§ **Material provided**
□ □ □ □
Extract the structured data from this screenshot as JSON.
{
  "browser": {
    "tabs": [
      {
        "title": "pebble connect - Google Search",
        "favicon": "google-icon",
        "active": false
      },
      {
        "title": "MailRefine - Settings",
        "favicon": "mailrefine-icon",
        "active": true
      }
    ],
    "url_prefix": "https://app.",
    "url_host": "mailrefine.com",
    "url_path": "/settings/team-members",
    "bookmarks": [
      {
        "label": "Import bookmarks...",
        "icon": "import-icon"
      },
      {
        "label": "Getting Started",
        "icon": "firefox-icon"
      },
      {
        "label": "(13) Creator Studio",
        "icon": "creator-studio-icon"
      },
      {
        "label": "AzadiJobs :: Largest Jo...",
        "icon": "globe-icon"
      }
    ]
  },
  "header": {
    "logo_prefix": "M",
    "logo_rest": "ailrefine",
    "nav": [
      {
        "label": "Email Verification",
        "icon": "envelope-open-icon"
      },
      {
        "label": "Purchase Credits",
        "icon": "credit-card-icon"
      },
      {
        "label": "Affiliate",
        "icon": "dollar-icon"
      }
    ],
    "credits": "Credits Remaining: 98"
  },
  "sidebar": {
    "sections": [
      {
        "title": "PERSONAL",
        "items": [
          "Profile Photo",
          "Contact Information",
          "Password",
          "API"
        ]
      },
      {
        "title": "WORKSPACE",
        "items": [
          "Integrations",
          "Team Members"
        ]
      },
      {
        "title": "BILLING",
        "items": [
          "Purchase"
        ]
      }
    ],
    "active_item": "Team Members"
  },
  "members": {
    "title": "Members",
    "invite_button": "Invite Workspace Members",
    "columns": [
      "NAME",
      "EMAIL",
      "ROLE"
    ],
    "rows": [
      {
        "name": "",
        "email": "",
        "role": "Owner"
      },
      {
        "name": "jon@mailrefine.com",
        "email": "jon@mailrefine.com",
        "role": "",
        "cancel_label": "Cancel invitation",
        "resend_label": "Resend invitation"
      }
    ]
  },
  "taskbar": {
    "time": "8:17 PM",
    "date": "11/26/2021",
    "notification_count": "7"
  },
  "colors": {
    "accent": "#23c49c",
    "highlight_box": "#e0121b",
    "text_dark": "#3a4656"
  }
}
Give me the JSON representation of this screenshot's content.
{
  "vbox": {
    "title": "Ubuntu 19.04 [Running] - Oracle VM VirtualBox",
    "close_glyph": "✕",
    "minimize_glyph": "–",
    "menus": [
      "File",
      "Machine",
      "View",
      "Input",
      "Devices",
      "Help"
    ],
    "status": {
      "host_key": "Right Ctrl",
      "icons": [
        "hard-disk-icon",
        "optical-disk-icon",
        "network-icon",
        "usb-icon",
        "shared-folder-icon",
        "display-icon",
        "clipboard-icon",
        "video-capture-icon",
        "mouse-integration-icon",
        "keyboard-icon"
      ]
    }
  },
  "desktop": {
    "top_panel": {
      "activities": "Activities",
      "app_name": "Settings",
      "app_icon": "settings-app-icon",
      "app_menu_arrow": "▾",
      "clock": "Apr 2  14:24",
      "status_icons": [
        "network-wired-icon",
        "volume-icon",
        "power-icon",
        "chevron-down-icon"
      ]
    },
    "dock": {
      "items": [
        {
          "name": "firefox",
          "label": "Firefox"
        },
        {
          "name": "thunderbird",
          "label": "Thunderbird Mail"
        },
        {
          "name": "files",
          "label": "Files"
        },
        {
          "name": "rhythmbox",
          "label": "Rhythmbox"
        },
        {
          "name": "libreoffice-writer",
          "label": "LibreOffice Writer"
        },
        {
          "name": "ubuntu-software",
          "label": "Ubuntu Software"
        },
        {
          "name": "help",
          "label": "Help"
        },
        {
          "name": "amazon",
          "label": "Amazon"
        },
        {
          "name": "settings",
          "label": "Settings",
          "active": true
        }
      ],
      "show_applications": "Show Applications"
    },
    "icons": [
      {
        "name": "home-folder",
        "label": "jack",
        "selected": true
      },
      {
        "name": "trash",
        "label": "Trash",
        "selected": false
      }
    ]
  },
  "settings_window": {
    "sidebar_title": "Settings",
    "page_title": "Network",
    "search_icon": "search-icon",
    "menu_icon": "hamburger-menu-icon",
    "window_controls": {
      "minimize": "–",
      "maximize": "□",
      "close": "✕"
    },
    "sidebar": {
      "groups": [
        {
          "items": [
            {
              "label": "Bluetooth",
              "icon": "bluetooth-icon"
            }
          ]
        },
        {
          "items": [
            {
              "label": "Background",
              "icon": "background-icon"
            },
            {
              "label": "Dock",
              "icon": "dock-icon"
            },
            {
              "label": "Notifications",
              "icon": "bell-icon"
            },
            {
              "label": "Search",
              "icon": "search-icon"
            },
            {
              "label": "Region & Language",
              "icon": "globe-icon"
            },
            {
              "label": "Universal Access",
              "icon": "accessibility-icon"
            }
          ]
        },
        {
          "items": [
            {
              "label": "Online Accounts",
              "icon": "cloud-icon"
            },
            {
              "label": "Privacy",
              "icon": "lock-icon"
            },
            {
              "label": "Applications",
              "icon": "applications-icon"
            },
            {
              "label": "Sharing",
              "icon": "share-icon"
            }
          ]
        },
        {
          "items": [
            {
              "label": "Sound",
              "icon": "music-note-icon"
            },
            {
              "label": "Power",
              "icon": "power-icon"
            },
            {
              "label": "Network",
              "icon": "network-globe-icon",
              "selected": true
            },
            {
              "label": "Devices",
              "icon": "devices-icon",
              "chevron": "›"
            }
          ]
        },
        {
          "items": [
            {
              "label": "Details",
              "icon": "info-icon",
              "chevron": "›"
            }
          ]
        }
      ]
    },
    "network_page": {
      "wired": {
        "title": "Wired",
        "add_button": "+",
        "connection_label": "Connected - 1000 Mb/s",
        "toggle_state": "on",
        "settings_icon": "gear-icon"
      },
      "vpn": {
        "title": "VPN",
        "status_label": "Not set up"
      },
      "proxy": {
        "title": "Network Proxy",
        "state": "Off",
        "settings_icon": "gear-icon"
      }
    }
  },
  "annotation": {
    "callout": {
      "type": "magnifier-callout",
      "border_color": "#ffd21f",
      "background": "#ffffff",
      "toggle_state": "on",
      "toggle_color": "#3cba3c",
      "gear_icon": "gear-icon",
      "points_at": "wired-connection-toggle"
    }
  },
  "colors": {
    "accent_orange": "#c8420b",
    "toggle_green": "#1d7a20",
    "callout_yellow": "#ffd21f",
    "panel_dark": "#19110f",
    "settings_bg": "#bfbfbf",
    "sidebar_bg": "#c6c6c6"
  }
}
□ □ □ □
All of the data needs to be reproduced exactly, with no line missing.

Extract the structured data from this screenshot as JSON.
{
  "browser": {
    "tabs": [
      {
        "title": "pebble connect - Google Search",
        "favicon": "google-icon",
        "active": false
      },
      {
        "title": "MailRefine - Settings",
        "favicon": "mailrefine-icon",
        "active": true
      }
    ],
    "url_prefix": "https://app.",
    "url_host": "mailrefine.com",
    "url_path": "/settings/team-members",
    "bookmarks": [
      {
        "label": "Import bookmarks...",
        "icon": "import-icon"
      },
      {
        "label": "Getting Started",
        "icon": "firefox-icon"
      },
      {
        "label": "(13) Creator Studio",
        "icon": "creator-studio-icon"
      },
      {
        "label": "AzadiJobs :: Largest Jo...",
        "icon": "globe-icon"
      }
    ]
  },
  "header": {
    "logo_prefix": "M",
    "logo_rest": "ailrefine",
    "nav": [
      {
        "label": "Email Verification",
        "icon": "envelope-open-icon"
      },
      {
        "label": "Purchase Credits",
        "icon": "credit-card-icon"
      },
      {
        "label": "Affiliate",
        "icon": "dollar-icon"
      }
    ],
    "credits": "Credits Remaining: 98"
  },
  "sidebar": {
    "sections": [
      {
        "title": "PERSONAL",
        "items": [
          "Profile Photo",
          "Contact Information",
          "Password",
          "API"
        ]
      },
      {
        "title": "WORKSPACE",
        "items": [
          "Integrations",
          "Team Members"
        ]
      },
      {
        "title": "BILLING",
        "items": [
          "Purchase"
        ]
      }
    ],
    "active_item": "Team Members"
  },
  "members": {
    "title": "Members",
    "invite_button": "Invite Workspace Members",
    "columns": [
      "NAME",
      "EMAIL",
      "ROLE"
    ],
    "rows": [
      {
        "name": "",
        "email": "",
        "role": "Owner"
      },
      {
        "name": "jon@mailrefine.com",
        "email": "jon@mailrefine.com",
        "role": "",
        "cancel_label": "Cancel invitation",
        "resend_label": "Resend invitation"
      }
    ]
  },
  "taskbar": {
    "time": "8:17 PM",
    "date": "11/26/2021",
    "notification_count": "7"
  },
  "colors": {
    "accent": "#23c49c",
    "highlight_box": "#e0121b",
    "text_dark": "#3a4656"
  }
}
Give me the JSON representation of this screenshot's content.
{
  "vbox": {
    "title": "Ubuntu 19.04 [Running] - Oracle VM VirtualBox",
    "close_glyph": "✕",
    "minimize_glyph": "–",
    "menus": [
      "File",
      "Machine",
      "View",
      "Input",
      "Devices",
      "Help"
    ],
    "status": {
      "host_key": "Right Ctrl",
      "icons": [
        "hard-disk-icon",
        "optical-disk-icon",
        "network-icon",
        "usb-icon",
        "shared-folder-icon",
        "display-icon",
        "clipboard-icon",
        "video-capture-icon",
        "mouse-integration-icon",
        "keyboard-icon"
      ]
    }
  },
  "desktop": {
    "top_panel": {
      "activities": "Activities",
      "app_name": "Settings",
      "app_icon": "settings-app-icon",
      "app_menu_arrow": "▾",
      "clock": "Apr 2  14:24",
      "status_icons": [
        "network-wired-icon",
        "volume-icon",
        "power-icon",
        "chevron-down-icon"
      ]
    },
    "dock": {
      "items": [
        {
          "name": "firefox",
          "label": "Firefox"
        },
        {
          "name": "thunderbird",
          "label": "Thunderbird Mail"
        },
        {
          "name": "files",
          "label": "Files"
        },
        {
          "name": "rhythmbox",
          "label": "Rhythmbox"
        },
        {
          "name": "libreoffice-writer",
          "label": "LibreOffice Writer"
        },
        {
          "name": "ubuntu-software",
          "label": "Ubuntu Software"
        },
        {
          "name": "help",
          "label": "Help"
        },
        {
          "name": "amazon",
          "label": "Amazon"
        },
        {
          "name": "settings",
          "label": "Settings",
          "active": true
        }
      ],
      "show_applications": "Show Applications"
    },
    "icons": [
      {
        "name": "home-folder",
        "label": "jack",
        "selected": true
      },
      {
        "name": "trash",
        "label": "Trash",
        "selected": false
      }
    ]
  },
  "settings_window": {
    "sidebar_title": "Settings",
    "page_title": "Network",
    "search_icon": "search-icon",
    "menu_icon": "hamburger-menu-icon",
    "window_controls": {
      "minimize": "–",
      "maximize": "□",
      "close": "✕"
    },
    "sidebar": {
      "groups": [
        {
          "items": [
            {
              "label": "Bluetooth",
              "icon": "bluetooth-icon"
            }
          ]
        },
        {
          "items": [
            {
              "label": "Background",
              "icon": "background-icon"
            },
            {
              "label": "Dock",
              "icon": "dock-icon"
            },
            {
              "label": "Notifications",
              "icon": "bell-icon"
            },
            {
              "label": "Search",
              "icon": "search-icon"
            },
            {
              "label": "Region & Language",
              "icon": "globe-icon"
            },
            {
              "label": "Universal Access",
              "icon": "accessibility-icon"
            }
          ]
        },
        {
          "items": [
            {
              "label": "Online Accounts",
              "icon": "cloud-icon"
            },
            {
              "label": "Privacy",
              "icon": "lock-icon"
            },
            {
              "label": "Applications",
              "icon": "applications-icon"
            },
            {
              "label": "Sharing",
              "icon": "share-icon"
            }
          ]
        },
        {
          "items": [
            {
              "label": "Sound",
              "icon": "music-note-icon"
            },
            {
              "label": "Power",
              "icon": "power-icon"
            },
            {
              "label": "Network",
              "icon": "network-globe-icon",
              "selected": true
            },
            {
              "label": "Devices",
              "icon": "devices-icon",
              "chevron": "›"
            }
          ]
        },
        {
          "items": [
            {
              "label": "Details",
              "icon": "info-icon",
              "chevron": "›"
            }
          ]
        }
      ]
    },
    "network_page": {
      "wired": {
        "title": "Wired",
        "add_button": "+",
        "connection_label": "Connected - 1000 Mb/s",
        "toggle_state": "on",
        "settings_icon": "gear-icon"
      },
      "vpn": {
        "title": "VPN",
        "status_label": "Not set up"
      },
      "proxy": {
        "title": "Network Proxy",
        "state": "Off",
        "settings_icon": "gear-icon"
      }
    }
  },
  "annotation": {
    "callout": {
      "type": "magnifier-callout",
      "border_color": "#ffd21f",
      "background": "#ffffff",
      "toggle_state": "on",
      "toggle_color": "#3cba3c",
      "gear_icon": "gear-icon",
      "points_at": "wired-connection-toggle"
    }
  },
  "colors": {
    "accent_orange": "#c8420b",
    "toggle_green": "#1d7a20",
    "callout_yellow": "#ffd21f",
    "panel_dark": "#19110f",
    "settings_bg": "#bfbfbf",
    "sidebar_bg": "#c6c6c6"
  }
}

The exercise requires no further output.